● **YOUR TASK**
Output every record word for word.

§ §

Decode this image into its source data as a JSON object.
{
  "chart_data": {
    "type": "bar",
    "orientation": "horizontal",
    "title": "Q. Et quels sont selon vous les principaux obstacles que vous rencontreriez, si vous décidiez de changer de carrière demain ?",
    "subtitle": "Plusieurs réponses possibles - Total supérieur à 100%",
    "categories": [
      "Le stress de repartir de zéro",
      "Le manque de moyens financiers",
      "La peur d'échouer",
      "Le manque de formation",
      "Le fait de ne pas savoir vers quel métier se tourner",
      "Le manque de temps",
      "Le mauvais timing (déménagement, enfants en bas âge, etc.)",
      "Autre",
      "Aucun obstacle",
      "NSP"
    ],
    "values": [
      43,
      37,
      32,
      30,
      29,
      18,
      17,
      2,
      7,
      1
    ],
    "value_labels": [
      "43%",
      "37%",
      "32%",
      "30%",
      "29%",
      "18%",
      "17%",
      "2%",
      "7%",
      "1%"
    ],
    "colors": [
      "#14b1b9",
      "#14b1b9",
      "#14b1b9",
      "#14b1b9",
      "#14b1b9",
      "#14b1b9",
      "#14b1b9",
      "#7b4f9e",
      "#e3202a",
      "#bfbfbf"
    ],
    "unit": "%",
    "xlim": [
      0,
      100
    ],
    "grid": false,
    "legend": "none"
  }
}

§ §

● **COMPLETED EXERCISE**
Decode this image into its source data as a JSON object.
{
  "chart_data": {
    "type": "bar",
    "orientation": "horizontal",
    "title": "Q. Et quels sont selon vous les principaux obstacles que vous rencontreriez, si vous décidiez de changer de carrière demain ?",
    "subtitle": "Plusieurs réponses possibles - Total supérieur à 100%",
    "categories": [
      "Le stress de repartir de zéro",
      "Le manque de moyens financiers",
      "La peur d'échouer",
      "Le manque de formation",
      "Le fait de ne pas savoir vers quel métier se tourner",
      "Le manque de temps",
      "Le mauvais timing (déménagement, enfants en bas âge, etc.)",
      "Autre",
      "Aucun obstacle",
      "NSP"
    ],
    "values": [
      43,
      37,
      32,
      30,
      29,
      18,
      17,
      2,
      7,
      1
    ],
    "value_labels": [
      "43%",
      "37%",
      "32%",
      "30%",
      "29%",
      "18%",
      "17%",
      "2%",
      "7%",
      "1%"
    ],
    "colors": [
      "#14b1b9",
      "#14b1b9",
      "#14b1b9",
      "#14b1b9",
      "#14b1b9",
      "#14b1b9",
      "#14b1b9",
      "#7b4f9e",
      "#e3202a",
      "#bfbfbf"
    ],
    "unit": "%",
    "xlim": [
      0,
      100
    ],
    "grid": false,
    "legend": "none"
  }
}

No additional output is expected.